◆ Passage:

================

Find the answer to your Linux question:
Page 1 of 2 1 2 LastLast
Results 1 to 10 of 16
I run my virtual machines from a LV and besides a regular file backup, I want to create regular images of the while LV. The problem with this is that ...
Enjoy an ad free experience by logging in. Not a member yet? Register.
  1. #1
    Just Joined! jippie's Avatar
    Join Date
    May 2006
    Location
    Eindhoven, the Netherlands
    Posts
    76

    backup logical volume


    I run my virtual machines from a LV and besides a regular file backup, I want to create regular images of the while LV. The problem with this is that if I create several images of the same LV, maybe 80 or 90% of the contents is identical to the previous one and therefore consuming far more space on my backup than strictly necessary.

================

◆ Required task A: Please write out the part of the forum post that opens with the words containing "Find the answer" and closes with "is that ...".

================

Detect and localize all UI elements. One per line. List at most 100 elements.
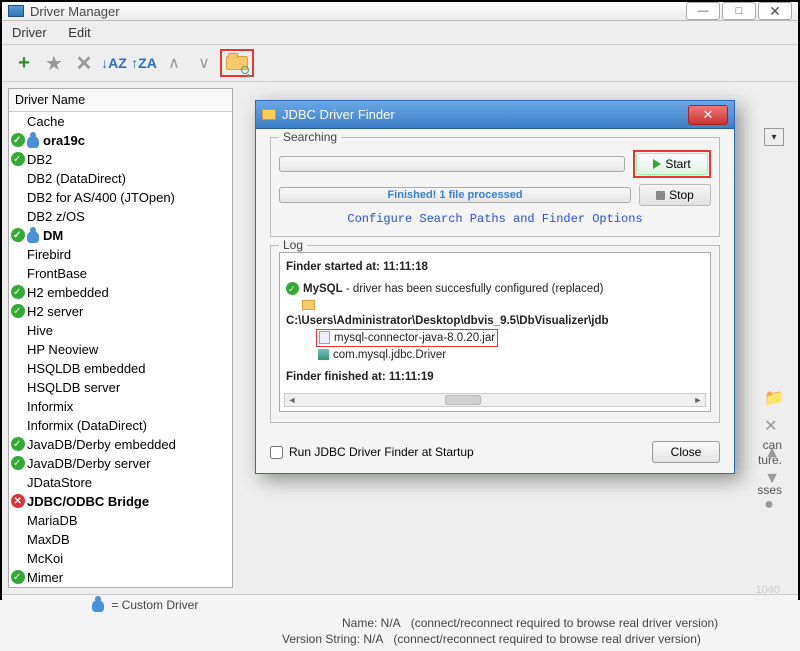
menu-edit[interactable]: Edit [68, 25, 90, 40]
driver-item[interactable]: JavaDB/Derby server [9, 454, 232, 473]
driver-item[interactable]: Informix (DataDirect) [9, 416, 232, 435]
driver-item-label: McKoi [27, 551, 63, 566]
folder-icon [302, 300, 315, 310]
check-icon [11, 456, 25, 470]
progress-bar: Finished! 1 file processed [279, 187, 631, 203]
check-icon [11, 304, 25, 318]
scroll-left-icon[interactable]: ◄ [285, 394, 299, 406]
driver-item-label: DB2 [27, 152, 52, 167]
driver-item[interactable]: DM [9, 226, 232, 245]
driver-item[interactable]: H2 embedded [9, 283, 232, 302]
driver-item[interactable]: MaxDB [9, 530, 232, 549]
driver-item[interactable]: DB2 (DataDirect) [9, 169, 232, 188]
driver-item-label: MaxDB [27, 532, 70, 547]
titlebar: Driver Manager — □ ✕ [2, 2, 798, 21]
driver-item[interactable]: HP Neoview [9, 340, 232, 359]
check-icon [11, 152, 25, 166]
favorite-button[interactable]: ★ [40, 49, 68, 77]
driver-item[interactable]: Hive [9, 321, 232, 340]
check-icon [11, 133, 25, 147]
play-icon [653, 159, 661, 169]
driver-item[interactable]: HSQLDB server [9, 378, 232, 397]
remove-icon[interactable]: ✕ [764, 416, 784, 436]
cross-icon [11, 494, 25, 508]
driver-item[interactable]: McKoi [9, 549, 232, 568]
driver-item[interactable]: JDBC/ODBC Bridge [9, 492, 232, 511]
driver-item-label: Informix [27, 399, 73, 414]
right-info-text: can ture. sses [757, 438, 782, 498]
maximize-button[interactable]: □ [722, 2, 756, 20]
open-folder-icon[interactable]: 📁 [764, 388, 784, 408]
toolbar: + ★ ✕ ↓AZ ↑ZA ∧ ∨ [2, 45, 798, 82]
scroll-thumb[interactable] [445, 395, 481, 405]
driver-item[interactable]: ora19c [9, 131, 232, 150]
dialog-footer: Run JDBC Driver Finder at Startup Close [256, 441, 734, 473]
driver-item-label: JavaDB/Derby server [27, 456, 151, 471]
driver-item-label: Cache [27, 114, 65, 129]
minimize-button[interactable]: — [686, 2, 720, 20]
driver-item-label: DB2 for AS/400 (JTOpen) [27, 190, 175, 205]
driver-item-label: Firebird [27, 247, 71, 262]
driver-item[interactable]: H2 server [9, 302, 232, 321]
driver-item-label: Informix (DataDirect) [27, 418, 147, 433]
driver-item[interactable]: JDataStore [9, 473, 232, 492]
driver-item[interactable]: FrontBase [9, 264, 232, 283]
driver-list-panel: Driver Name Cacheora19cDB2DB2 (DataDirec… [8, 88, 233, 588]
driver-item[interactable]: Firebird [9, 245, 232, 264]
dialog-titlebar[interactable]: JDBC Driver Finder ✕ [256, 101, 734, 129]
driver-item-label: JavaDB/Derby embedded [27, 437, 176, 452]
driver-item-label: HSQLDB embedded [27, 361, 146, 376]
driver-item[interactable]: Mimer [9, 568, 232, 587]
magnifier-icon [241, 66, 249, 74]
check-icon [11, 285, 25, 299]
driver-finder-button[interactable] [223, 52, 251, 74]
driver-item-label: H2 embedded [27, 285, 109, 300]
driver-item[interactable]: JavaDB/Derby embedded [9, 435, 232, 454]
delete-button[interactable]: ✕ [70, 49, 98, 77]
dialog-close-x[interactable]: ✕ [688, 105, 728, 125]
driver-item[interactable]: MariaDB [9, 511, 232, 530]
log-textarea[interactable]: Finder started at: 11:11:18 MySQL - driv… [279, 252, 711, 412]
close-button[interactable]: Close [652, 441, 720, 463]
startup-checkbox-label[interactable]: Run JDBC Driver Finder at Startup [270, 445, 474, 459]
start-button[interactable]: Start [636, 153, 708, 175]
bullet-icon[interactable]: ● [764, 496, 784, 514]
scroll-right-icon[interactable]: ► [691, 394, 705, 406]
driver-item-label: JDBC/ODBC Bridge [27, 494, 149, 509]
log-hscrollbar[interactable]: ◄ ► [284, 393, 706, 407]
driver-item[interactable]: Cache [9, 112, 232, 131]
driver-item[interactable]: DB2 for AS/400 (JTOpen) [9, 188, 232, 207]
check-icon [11, 570, 25, 584]
footer-status: Name: N/A (connect/reconnect required to… [2, 615, 798, 651]
driver-item[interactable]: HSQLDB embedded [9, 359, 232, 378]
down-button[interactable]: ∨ [190, 49, 218, 77]
stop-button[interactable]: Stop [639, 184, 711, 206]
driver-item-label: MariaDB [27, 513, 78, 528]
check-icon [11, 228, 25, 242]
up-button[interactable]: ∧ [160, 49, 188, 77]
searching-group: Searching Start Finished! 1 file process… [270, 137, 720, 237]
driver-item[interactable]: DB2 [9, 150, 232, 169]
dialog-body: Searching Start Finished! 1 file process… [256, 129, 734, 441]
sort-za-button[interactable]: ↑ZA [130, 49, 158, 77]
driver-item-label: HP Neoview [27, 342, 98, 357]
jar-icon [319, 331, 330, 344]
url-dropdown[interactable]: ▾ [764, 128, 784, 146]
add-driver-button[interactable]: + [10, 49, 38, 77]
driver-list[interactable]: Cache ora19c DB2 DB2 (DataDirect) DB2 for AS… [9, 112, 232, 587]
driver-item-label: DM [43, 228, 63, 243]
startup-checkbox[interactable] [270, 446, 283, 459]
user-icon [27, 136, 39, 148]
menu-driver[interactable]: Driver [12, 25, 47, 40]
driver-item[interactable]: Informix [9, 397, 232, 416]
configure-link[interactable]: Configure Search Paths and Finder Option… [279, 212, 711, 226]
log-group: Log Finder started at: 11:11:18 MySQL - … [270, 245, 720, 423]
close-button[interactable]: ✕ [758, 2, 792, 20]
window-buttons: — □ ✕ [686, 2, 792, 20]
driver-item[interactable]: DB2 z/OS [9, 207, 232, 226]
log-started: Finder started at: 11:11:18 [286, 261, 428, 273]
driver-item-label: Hive [27, 323, 53, 338]
sort-az-button[interactable]: ↓AZ [100, 49, 128, 77]
menubar: Driver Edit [2, 21, 798, 45]
driver-item-label: ora19c [43, 133, 85, 148]
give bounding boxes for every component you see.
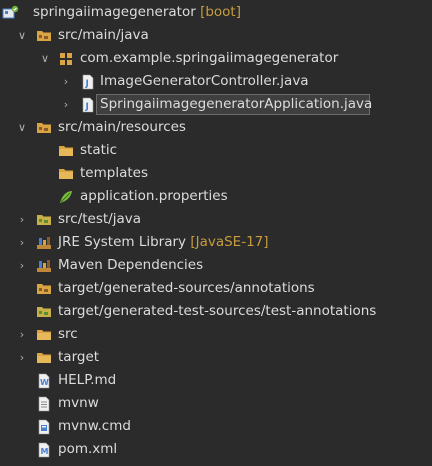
tree-item-application-properties[interactable]: application.properties: [0, 185, 432, 208]
folder-icon: [36, 327, 52, 343]
svg-text:J: J: [85, 79, 89, 89]
folder-icon: [58, 166, 74, 182]
tree-item-static[interactable]: static: [0, 139, 432, 162]
library-icon: [36, 235, 52, 251]
tree-item-src-test-java[interactable]: › src/test/java: [0, 208, 432, 231]
properties-file-icon: [58, 189, 74, 205]
tree-item-target[interactable]: › target: [0, 346, 432, 369]
tree-item-label: mvnw: [58, 395, 99, 411]
tree-item-jre-library[interactable]: › JRE System Library [JavaSE-17]: [0, 231, 432, 254]
library-icon: [36, 258, 52, 274]
tree-item-label: Maven Dependencies: [58, 257, 204, 273]
project-explorer-tree: springaiimagegenerator [boot] ∨ src/main…: [0, 0, 432, 462]
maven-pom-icon: M: [36, 442, 52, 458]
java-file-icon: J: [80, 97, 96, 113]
chevron-right-icon[interactable]: ›: [16, 254, 28, 277]
jre-decoration: [JavaSE-17]: [190, 234, 269, 250]
tree-item-label: target/generated-sources/annotations: [58, 280, 315, 296]
folder-icon: [36, 350, 52, 366]
package-icon: [58, 51, 74, 67]
text-file-icon: [36, 396, 52, 412]
tree-item-label: SpringaiimagegeneratorApplication.java: [100, 96, 373, 112]
tree-item-src-main-resources[interactable]: ∨ src/main/resources: [0, 116, 432, 139]
source-folder-icon: [36, 281, 52, 297]
tree-item-src-main-java[interactable]: ∨ src/main/java: [0, 24, 432, 47]
tree-item-label: com.example.springaiimagegenerator: [80, 50, 339, 66]
boot-decoration: [boot]: [200, 4, 241, 20]
test-source-folder-icon: [36, 304, 52, 320]
tree-item-controller-java[interactable]: › J ImageGeneratorController.java: [0, 70, 432, 93]
tree-item-label: static: [80, 142, 118, 158]
tree-item-label: mvnw.cmd: [58, 418, 131, 434]
tree-item-maven-dependencies[interactable]: › Maven Dependencies: [0, 254, 432, 277]
tree-item-label: src/main/java: [58, 27, 149, 43]
chevron-right-icon[interactable]: ›: [60, 93, 72, 116]
chevron-right-icon[interactable]: ›: [16, 346, 28, 369]
tree-item-project[interactable]: springaiimagegenerator [boot]: [0, 1, 432, 24]
svg-text:W: W: [40, 378, 49, 387]
boot-project-icon: [2, 5, 19, 21]
tree-item-label: pom.xml: [58, 441, 118, 457]
chevron-down-icon[interactable]: ∨: [16, 116, 28, 139]
svg-text:M: M: [41, 447, 49, 456]
source-folder-icon: [36, 120, 52, 136]
tree-item-label: target/generated-test-sources/test-annot…: [58, 303, 377, 319]
tree-item-label: templates: [80, 165, 148, 181]
tree-item-label: JRE System Library [JavaSE-17]: [58, 234, 269, 250]
tree-item-label: application.properties: [80, 188, 228, 204]
chevron-down-icon[interactable]: ∨: [16, 24, 28, 47]
tree-item-label: ImageGeneratorController.java: [100, 73, 309, 89]
test-source-folder-icon: [36, 212, 52, 228]
tree-item-package[interactable]: ∨ com.example.springaiimagegenerator: [0, 47, 432, 70]
chevron-right-icon[interactable]: ›: [16, 323, 28, 346]
cmd-file-icon: [36, 419, 52, 435]
tree-item-src[interactable]: › src: [0, 323, 432, 346]
chevron-right-icon[interactable]: ›: [16, 208, 28, 231]
chevron-right-icon[interactable]: ›: [16, 231, 28, 254]
tree-item-label: HELP.md: [58, 372, 117, 388]
tree-item-mvnw[interactable]: mvnw: [0, 392, 432, 415]
tree-item-label: src/main/resources: [58, 119, 186, 135]
tree-item-templates[interactable]: templates: [0, 162, 432, 185]
tree-item-generated-test-sources[interactable]: target/generated-test-sources/test-annot…: [0, 300, 432, 323]
tree-item-label: src: [58, 326, 78, 342]
tree-item-pom-xml[interactable]: M pom.xml: [0, 438, 432, 461]
tree-item-label: src/test/java: [58, 211, 142, 227]
chevron-right-icon[interactable]: ›: [60, 70, 72, 93]
java-file-icon: J: [80, 74, 96, 90]
tree-item-generated-sources[interactable]: target/generated-sources/annotations: [0, 277, 432, 300]
tree-item-label: target: [58, 349, 100, 365]
tree-item-help-md[interactable]: W HELP.md: [0, 369, 432, 392]
folder-icon: [58, 143, 74, 159]
svg-text:J: J: [85, 102, 89, 112]
source-folder-icon: [36, 28, 52, 44]
markdown-file-icon: W: [36, 373, 52, 389]
tree-item-label: springaiimagegenerator [boot]: [33, 4, 241, 20]
tree-item-application-java[interactable]: › J SpringaiimagegeneratorApplication.ja…: [0, 93, 432, 116]
chevron-down-icon[interactable]: ∨: [39, 47, 51, 70]
tree-item-mvnw-cmd[interactable]: mvnw.cmd: [0, 415, 432, 438]
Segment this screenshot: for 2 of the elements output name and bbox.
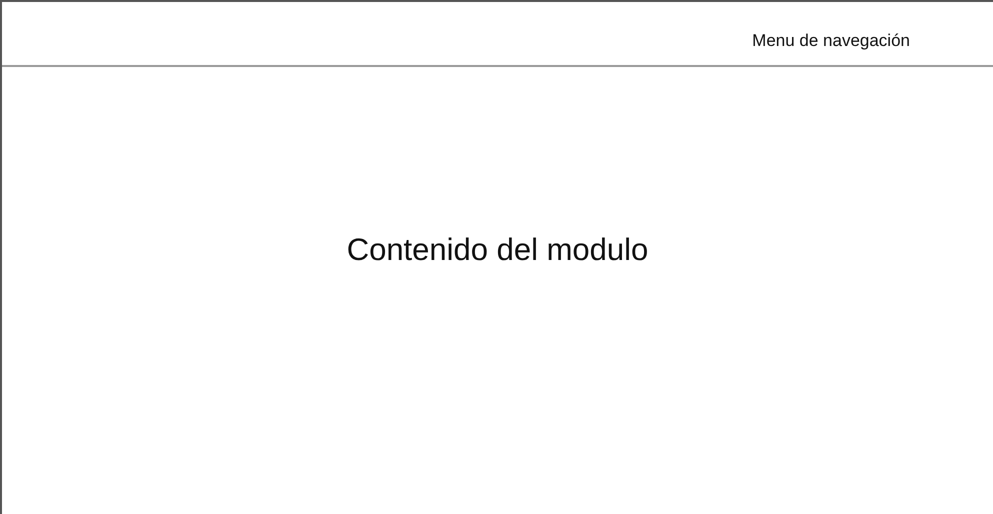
navigation-menu-label[interactable]: Menu de navegación (752, 28, 910, 53)
module-content-text: Contenido del modulo (346, 231, 648, 269)
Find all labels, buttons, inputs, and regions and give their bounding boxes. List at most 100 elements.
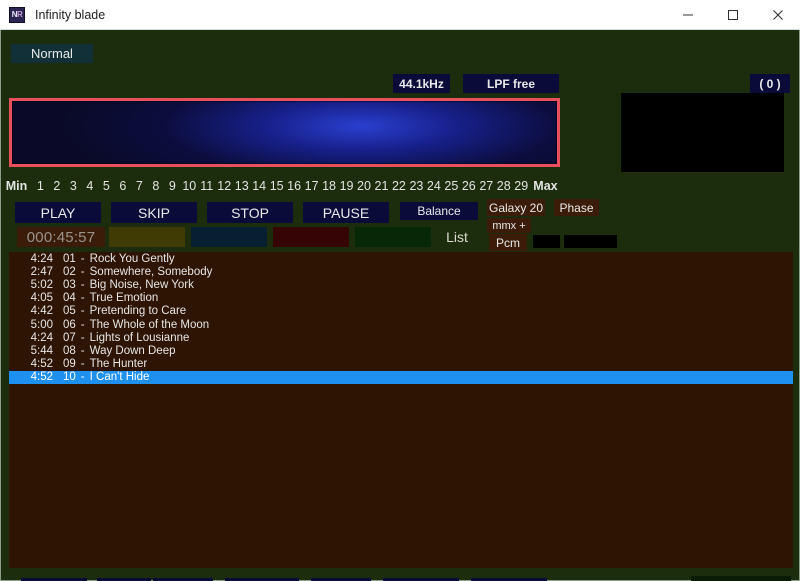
scale-tick: 9 bbox=[168, 179, 176, 193]
track-title: The Hunter bbox=[89, 358, 148, 371]
track-row[interactable]: 4:05 04- True Emotion bbox=[9, 292, 793, 305]
time-display: 000:45:57 bbox=[17, 227, 105, 247]
lpf-button[interactable]: LPF free bbox=[463, 74, 559, 93]
track-duration: 4:42 bbox=[30, 305, 53, 318]
meter-red[interactable] bbox=[273, 227, 349, 247]
scale-tick: 20 bbox=[357, 179, 371, 193]
scale-tick: 16 bbox=[287, 179, 302, 193]
track-duration: 5:00 bbox=[30, 318, 53, 331]
counter-button[interactable]: ( 0 ) bbox=[750, 74, 790, 93]
track-duration: 4:52 bbox=[30, 358, 53, 371]
meter-blue[interactable] bbox=[191, 227, 267, 247]
samplerate-button[interactable]: 44.1kHz bbox=[393, 74, 450, 93]
track-separator: - bbox=[80, 371, 85, 384]
scale-tick: 1 bbox=[36, 179, 44, 193]
scale-tick: 4 bbox=[86, 179, 94, 193]
scale-tick: 8 bbox=[152, 179, 160, 193]
scale-tick: 22 bbox=[391, 179, 406, 193]
track-duration: 4:05 bbox=[30, 292, 53, 305]
track-duration: 5:02 bbox=[30, 278, 53, 291]
level-scale[interactable]: Min 1 2 3 4 5 6 7 8 9 10 11 12 13 14 15 16 17 18 19 20 21 22 23… bbox=[1, 177, 561, 195]
track-number: 05 bbox=[63, 305, 76, 318]
app-icon-letter-r: R bbox=[17, 9, 23, 19]
track-number: 01 bbox=[63, 252, 76, 265]
scale-tick: 3 bbox=[69, 179, 77, 193]
track-title: I Can't Hide bbox=[89, 371, 150, 384]
track-row[interactable]: 2:47 02- Somewhere, Somebody bbox=[9, 265, 793, 278]
track-duration: 5:44 bbox=[30, 344, 53, 357]
track-title: Lights of Lousianne bbox=[89, 331, 190, 344]
track-duration: 4:24 bbox=[30, 331, 53, 344]
spectrum-display[interactable] bbox=[9, 98, 560, 167]
track-separator: - bbox=[80, 278, 85, 291]
track-separator: - bbox=[80, 344, 85, 357]
oscilloscope-display[interactable] bbox=[621, 93, 784, 172]
track-row[interactable]: 5:02 03- Big Noise, New York bbox=[9, 278, 793, 291]
player-body: Normal 44.1kHz LPF free ( 0 ) Min 1 2 3 4 5 6 7… bbox=[0, 30, 800, 581]
track-title: The Whole of the Moon bbox=[89, 318, 210, 331]
scale-tick: 19 bbox=[339, 179, 354, 193]
mode-button-normal[interactable]: Normal bbox=[11, 44, 93, 63]
track-row[interactable]: 5:00 06- The Whole of the Moon bbox=[9, 318, 793, 331]
track-title: Pretending to Care bbox=[89, 305, 187, 318]
minimize-icon[interactable] bbox=[665, 0, 710, 30]
track-number: 09 bbox=[63, 358, 76, 371]
scale-tick: 25 bbox=[444, 179, 459, 193]
maximize-icon[interactable] bbox=[710, 0, 755, 30]
scale-tick: 13 bbox=[234, 179, 249, 193]
window-title: Infinity blade bbox=[35, 7, 106, 22]
balance-button[interactable]: Balance bbox=[400, 202, 478, 220]
track-duration: 2:47 bbox=[30, 265, 53, 278]
track-number: 07 bbox=[63, 331, 76, 344]
scale-tick: 27 bbox=[479, 179, 494, 193]
track-separator: - bbox=[80, 331, 85, 344]
scale-tick: 18 bbox=[322, 179, 336, 193]
track-number: 08 bbox=[63, 344, 76, 357]
meter-green[interactable] bbox=[355, 227, 431, 247]
pause-button[interactable]: PAUSE bbox=[303, 202, 389, 223]
galaxy-button[interactable]: Galaxy 20 bbox=[487, 199, 545, 216]
track-separator: - bbox=[80, 265, 85, 278]
scale-tick: 17 bbox=[304, 179, 319, 193]
track-duration: 4:24 bbox=[30, 252, 53, 265]
scale-tick: 21 bbox=[374, 179, 389, 193]
pcm-button[interactable]: Pcm bbox=[489, 234, 527, 251]
list-button[interactable]: List bbox=[437, 227, 477, 247]
track-title: True Emotion bbox=[89, 292, 159, 305]
track-number: 10 bbox=[63, 371, 76, 384]
pcm-indicator-large bbox=[564, 235, 617, 248]
scale-tick: 5 bbox=[102, 179, 110, 193]
skip-button[interactable]: SKIP bbox=[111, 202, 197, 223]
meter-yellow[interactable] bbox=[109, 227, 185, 247]
track-row[interactable]: 4:42 05- Pretending to Care bbox=[9, 305, 793, 318]
scale-tick: 15 bbox=[269, 179, 284, 193]
track-row[interactable]: 4:52 10- I Can't Hide bbox=[9, 370, 793, 384]
scale-tick: 12 bbox=[217, 179, 232, 193]
track-row[interactable]: 5:44 08- Way Down Deep bbox=[9, 344, 793, 357]
scale-min-label: Min bbox=[5, 179, 28, 193]
track-title: Way Down Deep bbox=[89, 344, 176, 357]
track-title: Rock You Gently bbox=[89, 252, 175, 265]
scale-tick: 11 bbox=[200, 179, 214, 193]
track-number: 02 bbox=[63, 265, 76, 278]
close-icon[interactable] bbox=[755, 0, 800, 30]
stop-button[interactable]: STOP bbox=[207, 202, 293, 223]
play-button[interactable]: PLAY bbox=[15, 202, 101, 223]
scale-tick: 26 bbox=[461, 179, 476, 193]
scale-tick: 10 bbox=[182, 179, 197, 193]
track-separator: - bbox=[80, 292, 85, 305]
track-row[interactable]: 4:24 01- Rock You Gently bbox=[9, 252, 793, 265]
asio-button[interactable]: ASIO bbox=[691, 576, 791, 581]
app-icon: NR bbox=[9, 6, 25, 23]
track-row[interactable]: 4:52 09- The Hunter bbox=[9, 358, 793, 371]
playlist[interactable]: 4:24 01- Rock You Gently 2:47 02- Somewhere, … bbox=[9, 252, 793, 568]
phase-button[interactable]: Phase bbox=[554, 199, 599, 216]
track-row[interactable]: 4:24 07- Lights of Lousianne bbox=[9, 331, 793, 344]
title-bar: NR Infinity blade bbox=[0, 0, 800, 30]
mmx-button[interactable]: mmx + bbox=[487, 218, 531, 233]
scale-tick: 29 bbox=[514, 179, 529, 193]
track-duration: 4:52 bbox=[30, 371, 53, 384]
window-controls bbox=[665, 0, 800, 30]
track-title: Somewhere, Somebody bbox=[89, 265, 213, 278]
scale-tick: 7 bbox=[135, 179, 143, 193]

================

◆ Required task B: Repeat, character for character, the part of the listing that opens with the line containing "navigation-menu-label[interactable]: Menu de" and closes with the line containing "Find all labels, buttons, inputs, and", including both of those lines.

◆ Result A:
Find the answer to your Linux question:
Page 1 of 2 1 2 LastLast
Results 1 to 10 of 16
I run my virtual machines from a LV and besides a regular file backup, I want to create regular images of the while LV. The problem with this is that ...

◆ Result B:
navigation-menu-label[interactable]: Menu de navegación (752, 28, 910, 53)
module-content-text: Contenido del modulo (346, 231, 648, 269)
Find all labels, buttons, inputs, and regions and give their bounding boxes. List at most 100 elements.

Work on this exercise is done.